**Stored data**
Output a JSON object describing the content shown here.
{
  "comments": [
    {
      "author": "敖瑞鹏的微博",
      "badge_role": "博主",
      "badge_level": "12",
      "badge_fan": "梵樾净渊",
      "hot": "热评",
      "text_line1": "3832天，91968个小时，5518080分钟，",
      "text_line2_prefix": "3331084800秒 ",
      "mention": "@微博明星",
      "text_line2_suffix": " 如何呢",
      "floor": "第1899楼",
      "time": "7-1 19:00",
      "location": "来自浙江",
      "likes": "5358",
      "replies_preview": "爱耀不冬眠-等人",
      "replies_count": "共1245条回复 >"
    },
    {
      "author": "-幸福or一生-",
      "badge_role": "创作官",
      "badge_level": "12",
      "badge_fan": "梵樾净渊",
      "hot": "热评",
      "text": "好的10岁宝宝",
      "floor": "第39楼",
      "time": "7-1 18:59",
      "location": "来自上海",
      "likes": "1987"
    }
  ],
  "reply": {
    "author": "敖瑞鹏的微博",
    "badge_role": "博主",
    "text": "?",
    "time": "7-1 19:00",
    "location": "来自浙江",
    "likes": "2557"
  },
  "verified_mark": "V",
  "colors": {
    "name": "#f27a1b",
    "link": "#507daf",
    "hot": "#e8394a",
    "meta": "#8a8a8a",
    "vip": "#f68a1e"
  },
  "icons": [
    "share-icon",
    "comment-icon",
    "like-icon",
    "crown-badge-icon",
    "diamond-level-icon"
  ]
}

**THE EXERCISE**
Extract the data in full. Keep it word for word.

**RESPONSE FOR THIS EXERCISE**
Output a JSON object describing the content shown here.
{
  "comments": [
    {
      "author": "敖瑞鹏的微博",
      "badge_role": "博主",
      "badge_level": "12",
      "badge_fan": "梵樾净渊",
      "hot": "热评",
      "text_line1": "3832天，91968个小时，5518080分钟，",
      "text_line2_prefix": "3331084800秒 ",
      "mention": "@微博明星",
      "text_line2_suffix": " 如何呢",
      "floor": "第1899楼",
      "time": "7-1 19:00",
      "location": "来自浙江",
      "likes": "5358",
      "replies_preview": "爱耀不冬眠-等人",
      "replies_count": "共1245条回复 >"
    },
    {
      "author": "-幸福or一生-",
      "badge_role": "创作官",
      "badge_level": "12",
      "badge_fan": "梵樾净渊",
      "hot": "热评",
      "text": "好的10岁宝宝",
      "floor": "第39楼",
      "time": "7-1 18:59",
      "location": "来自上海",
      "likes": "1987"
    }
  ],
  "reply": {
    "author": "敖瑞鹏的微博",
    "badge_role": "博主",
    "text": "?",
    "time": "7-1 19:00",
    "location": "来自浙江",
    "likes": "2557"
  },
  "verified_mark": "V",
  "colors": {
    "name": "#f27a1b",
    "link": "#507daf",
    "hot": "#e8394a",
    "meta": "#8a8a8a",
    "vip": "#f68a1e"
  },
  "icons": [
    "share-icon",
    "comment-icon",
    "like-icon",
    "crown-badge-icon",
    "diamond-level-icon"
  ]
}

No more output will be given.